* Start *
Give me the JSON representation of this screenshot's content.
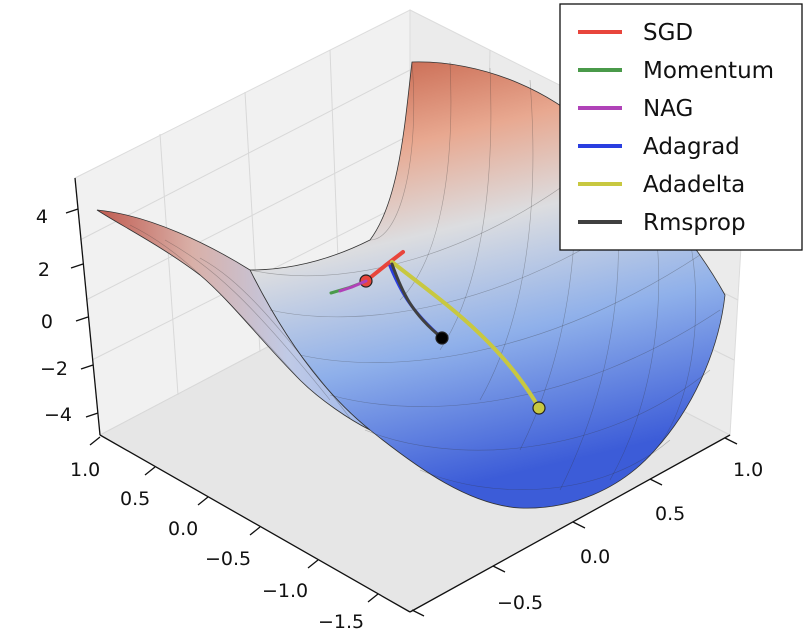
{
  "chart_data": {
    "type": "surface3d",
    "surface": "saddle",
    "colormap": "coolwarm",
    "z_ticks": [
      "4",
      "2",
      "0",
      "−2",
      "−4"
    ],
    "y_ticks": [
      "1.0",
      "0.5",
      "0.0",
      "−0.5",
      "−1.0",
      "−1.5"
    ],
    "x_ticks": [
      "1.0",
      "0.5",
      "0.0",
      "−0.5"
    ],
    "zlim": [
      -4,
      4
    ],
    "grid": true,
    "legend_position": "top-right",
    "series": [
      {
        "name": "SGD",
        "color": "#e8453c"
      },
      {
        "name": "Momentum",
        "color": "#4a9a4a"
      },
      {
        "name": "NAG",
        "color": "#b042b8"
      },
      {
        "name": "Adagrad",
        "color": "#2a3ee0"
      },
      {
        "name": "Adadelta",
        "color": "#c8c840"
      },
      {
        "name": "Rmsprop",
        "color": "#404040"
      }
    ]
  }
}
* End *
TASK DESCRIPTION ->
Leave out the pictures and copy the rest of the material above exactly.

FINISHED TASK ->
Give me the JSON representation of this screenshot's content.
{
  "chart_data": {
    "type": "surface3d",
    "surface": "saddle",
    "colormap": "coolwarm",
    "z_ticks": [
      "4",
      "2",
      "0",
      "−2",
      "−4"
    ],
    "y_ticks": [
      "1.0",
      "0.5",
      "0.0",
      "−0.5",
      "−1.0",
      "−1.5"
    ],
    "x_ticks": [
      "1.0",
      "0.5",
      "0.0",
      "−0.5"
    ],
    "zlim": [
      -4,
      4
    ],
    "grid": true,
    "legend_position": "top-right",
    "series": [
      {
        "name": "SGD",
        "color": "#e8453c"
      },
      {
        "name": "Momentum",
        "color": "#4a9a4a"
      },
      {
        "name": "NAG",
        "color": "#b042b8"
      },
      {
        "name": "Adagrad",
        "color": "#2a3ee0"
      },
      {
        "name": "Adadelta",
        "color": "#c8c840"
      },
      {
        "name": "Rmsprop",
        "color": "#404040"
      }
    ]
  }
}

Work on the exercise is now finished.